§ WORK TO DO: Search the material for the word "JSON" and copy each line that holds it.

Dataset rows
┄┄┄┄┄┄┄┄┄┄┄┄┄┄┄┄┄┄┄┄
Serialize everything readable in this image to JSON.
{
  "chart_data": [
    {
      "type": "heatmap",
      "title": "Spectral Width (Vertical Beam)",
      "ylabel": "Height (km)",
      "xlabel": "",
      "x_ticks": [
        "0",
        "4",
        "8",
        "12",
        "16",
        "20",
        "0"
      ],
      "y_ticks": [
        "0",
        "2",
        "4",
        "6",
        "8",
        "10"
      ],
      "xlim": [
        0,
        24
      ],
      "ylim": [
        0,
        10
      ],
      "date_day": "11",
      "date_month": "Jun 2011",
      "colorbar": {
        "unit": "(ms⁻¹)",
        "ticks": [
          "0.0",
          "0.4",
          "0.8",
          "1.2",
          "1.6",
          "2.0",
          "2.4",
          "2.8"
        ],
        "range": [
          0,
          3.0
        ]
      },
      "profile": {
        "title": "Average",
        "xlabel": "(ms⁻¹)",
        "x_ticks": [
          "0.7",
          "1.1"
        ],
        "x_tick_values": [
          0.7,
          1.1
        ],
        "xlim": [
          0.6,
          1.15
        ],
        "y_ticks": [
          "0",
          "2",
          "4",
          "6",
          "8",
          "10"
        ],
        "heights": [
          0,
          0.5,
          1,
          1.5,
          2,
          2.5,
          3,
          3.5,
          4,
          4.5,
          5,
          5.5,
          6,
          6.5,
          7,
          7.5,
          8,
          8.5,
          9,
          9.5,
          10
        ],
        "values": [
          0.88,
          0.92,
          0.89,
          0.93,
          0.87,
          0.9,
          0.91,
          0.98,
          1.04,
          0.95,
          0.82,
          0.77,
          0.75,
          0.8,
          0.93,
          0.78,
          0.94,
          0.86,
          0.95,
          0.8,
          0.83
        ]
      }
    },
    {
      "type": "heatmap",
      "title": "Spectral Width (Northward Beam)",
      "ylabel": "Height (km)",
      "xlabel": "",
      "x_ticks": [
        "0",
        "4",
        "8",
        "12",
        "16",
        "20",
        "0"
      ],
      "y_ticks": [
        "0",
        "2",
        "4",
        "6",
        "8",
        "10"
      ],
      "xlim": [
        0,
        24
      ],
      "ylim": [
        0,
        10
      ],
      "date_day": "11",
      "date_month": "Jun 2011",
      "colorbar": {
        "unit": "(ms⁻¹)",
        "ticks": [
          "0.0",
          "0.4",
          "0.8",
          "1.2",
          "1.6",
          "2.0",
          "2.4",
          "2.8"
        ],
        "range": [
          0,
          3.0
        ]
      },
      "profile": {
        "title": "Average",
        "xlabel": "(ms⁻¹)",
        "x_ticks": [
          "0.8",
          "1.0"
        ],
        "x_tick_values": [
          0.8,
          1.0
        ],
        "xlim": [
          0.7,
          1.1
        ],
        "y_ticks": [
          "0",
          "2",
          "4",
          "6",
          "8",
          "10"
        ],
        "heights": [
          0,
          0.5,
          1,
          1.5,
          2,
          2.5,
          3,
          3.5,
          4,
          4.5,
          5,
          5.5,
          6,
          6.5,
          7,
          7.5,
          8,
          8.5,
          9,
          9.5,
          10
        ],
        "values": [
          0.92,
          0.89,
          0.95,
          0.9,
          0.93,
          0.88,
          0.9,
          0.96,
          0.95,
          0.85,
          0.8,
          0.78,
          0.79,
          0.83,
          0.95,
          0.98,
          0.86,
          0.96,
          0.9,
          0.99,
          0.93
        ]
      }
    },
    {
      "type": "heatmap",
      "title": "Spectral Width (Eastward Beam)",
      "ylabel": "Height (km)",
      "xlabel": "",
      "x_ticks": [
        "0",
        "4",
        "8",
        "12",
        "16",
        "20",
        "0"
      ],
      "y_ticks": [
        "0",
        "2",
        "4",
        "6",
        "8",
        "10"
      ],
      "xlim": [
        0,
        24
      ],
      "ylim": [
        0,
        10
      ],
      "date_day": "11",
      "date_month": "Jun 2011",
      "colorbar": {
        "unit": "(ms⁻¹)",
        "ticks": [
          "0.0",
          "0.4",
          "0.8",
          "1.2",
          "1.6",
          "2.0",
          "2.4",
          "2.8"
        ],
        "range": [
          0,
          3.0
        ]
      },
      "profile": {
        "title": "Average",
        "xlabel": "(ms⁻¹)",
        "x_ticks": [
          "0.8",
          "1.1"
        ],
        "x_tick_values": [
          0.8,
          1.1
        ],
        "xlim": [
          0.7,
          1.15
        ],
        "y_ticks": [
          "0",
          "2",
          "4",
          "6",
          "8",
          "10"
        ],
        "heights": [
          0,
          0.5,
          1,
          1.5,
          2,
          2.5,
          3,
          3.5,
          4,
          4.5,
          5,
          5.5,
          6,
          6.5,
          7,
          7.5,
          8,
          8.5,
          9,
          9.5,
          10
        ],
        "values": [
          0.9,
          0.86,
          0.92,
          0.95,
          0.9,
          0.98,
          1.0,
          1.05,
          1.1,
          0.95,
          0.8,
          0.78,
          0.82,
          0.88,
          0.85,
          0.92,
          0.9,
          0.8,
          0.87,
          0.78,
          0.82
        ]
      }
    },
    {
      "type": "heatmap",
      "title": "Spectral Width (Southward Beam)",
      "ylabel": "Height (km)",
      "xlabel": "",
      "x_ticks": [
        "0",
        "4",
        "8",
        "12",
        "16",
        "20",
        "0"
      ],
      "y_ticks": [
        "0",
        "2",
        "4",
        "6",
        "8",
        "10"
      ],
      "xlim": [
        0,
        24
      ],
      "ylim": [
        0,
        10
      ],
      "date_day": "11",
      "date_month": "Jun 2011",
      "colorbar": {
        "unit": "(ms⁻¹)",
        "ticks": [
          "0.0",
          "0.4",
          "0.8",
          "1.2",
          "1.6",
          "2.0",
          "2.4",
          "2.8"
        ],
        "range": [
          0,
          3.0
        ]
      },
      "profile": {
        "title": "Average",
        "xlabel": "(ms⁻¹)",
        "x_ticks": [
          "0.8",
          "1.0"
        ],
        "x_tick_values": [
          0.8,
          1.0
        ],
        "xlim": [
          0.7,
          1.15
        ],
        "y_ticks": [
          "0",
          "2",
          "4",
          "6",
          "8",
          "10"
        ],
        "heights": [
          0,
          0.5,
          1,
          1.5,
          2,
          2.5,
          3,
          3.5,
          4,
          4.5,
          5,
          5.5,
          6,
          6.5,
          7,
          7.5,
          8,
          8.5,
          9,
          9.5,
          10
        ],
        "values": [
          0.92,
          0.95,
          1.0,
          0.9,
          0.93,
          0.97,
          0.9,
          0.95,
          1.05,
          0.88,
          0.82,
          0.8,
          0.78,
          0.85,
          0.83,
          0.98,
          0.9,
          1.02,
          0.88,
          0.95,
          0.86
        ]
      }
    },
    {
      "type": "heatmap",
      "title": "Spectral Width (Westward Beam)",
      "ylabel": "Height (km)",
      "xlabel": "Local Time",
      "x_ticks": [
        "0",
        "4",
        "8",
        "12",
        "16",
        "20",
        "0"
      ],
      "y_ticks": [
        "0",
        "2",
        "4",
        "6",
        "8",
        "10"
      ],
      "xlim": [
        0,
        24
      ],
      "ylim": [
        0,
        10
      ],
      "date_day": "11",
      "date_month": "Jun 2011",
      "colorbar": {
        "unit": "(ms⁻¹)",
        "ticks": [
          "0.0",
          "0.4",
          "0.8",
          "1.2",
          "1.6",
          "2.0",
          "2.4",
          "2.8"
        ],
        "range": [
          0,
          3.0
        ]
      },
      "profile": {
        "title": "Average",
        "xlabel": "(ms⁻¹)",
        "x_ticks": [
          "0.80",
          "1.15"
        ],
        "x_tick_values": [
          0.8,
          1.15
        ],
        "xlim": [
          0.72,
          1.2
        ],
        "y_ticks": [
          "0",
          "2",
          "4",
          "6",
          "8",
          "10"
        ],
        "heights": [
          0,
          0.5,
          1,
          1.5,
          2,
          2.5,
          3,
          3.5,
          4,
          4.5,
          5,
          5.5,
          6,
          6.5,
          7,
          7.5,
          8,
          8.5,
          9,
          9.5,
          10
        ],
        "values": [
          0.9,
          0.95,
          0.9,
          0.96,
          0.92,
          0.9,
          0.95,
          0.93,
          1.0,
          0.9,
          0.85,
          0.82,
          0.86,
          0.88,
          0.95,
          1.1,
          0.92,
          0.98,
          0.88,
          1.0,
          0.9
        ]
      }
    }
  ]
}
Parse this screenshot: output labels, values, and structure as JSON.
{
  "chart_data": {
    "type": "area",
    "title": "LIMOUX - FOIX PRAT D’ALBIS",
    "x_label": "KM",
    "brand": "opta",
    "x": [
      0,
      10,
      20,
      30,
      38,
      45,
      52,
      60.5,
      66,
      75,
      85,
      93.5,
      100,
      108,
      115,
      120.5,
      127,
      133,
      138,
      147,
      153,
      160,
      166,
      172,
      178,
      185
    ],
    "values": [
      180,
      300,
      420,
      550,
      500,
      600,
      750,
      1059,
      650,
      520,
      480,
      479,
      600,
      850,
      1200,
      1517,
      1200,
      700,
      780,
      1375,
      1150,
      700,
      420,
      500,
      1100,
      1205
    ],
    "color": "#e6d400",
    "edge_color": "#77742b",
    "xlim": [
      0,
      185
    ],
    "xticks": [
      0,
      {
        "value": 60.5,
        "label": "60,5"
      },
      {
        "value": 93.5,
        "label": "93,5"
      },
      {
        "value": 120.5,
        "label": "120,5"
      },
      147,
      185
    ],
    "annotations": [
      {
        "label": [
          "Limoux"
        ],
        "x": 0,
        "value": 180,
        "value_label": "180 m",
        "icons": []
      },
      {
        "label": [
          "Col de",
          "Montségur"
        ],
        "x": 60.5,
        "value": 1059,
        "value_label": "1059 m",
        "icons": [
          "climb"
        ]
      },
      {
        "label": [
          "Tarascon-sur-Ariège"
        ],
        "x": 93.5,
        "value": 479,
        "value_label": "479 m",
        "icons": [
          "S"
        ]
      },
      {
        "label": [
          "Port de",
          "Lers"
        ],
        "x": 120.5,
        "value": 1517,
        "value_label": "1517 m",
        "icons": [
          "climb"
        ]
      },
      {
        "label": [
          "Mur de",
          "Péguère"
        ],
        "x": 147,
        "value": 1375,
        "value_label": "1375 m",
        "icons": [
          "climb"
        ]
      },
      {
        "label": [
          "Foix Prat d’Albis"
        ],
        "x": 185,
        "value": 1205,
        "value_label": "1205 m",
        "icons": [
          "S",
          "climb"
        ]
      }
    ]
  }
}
┄┄┄┄┄┄┄┄┄┄┄┄┄┄┄┄┄┄┄┄
§ THE REPLY:
Serialize everything readable in this image to JSON.
Parse this screenshot: output labels, values, and structure as JSON.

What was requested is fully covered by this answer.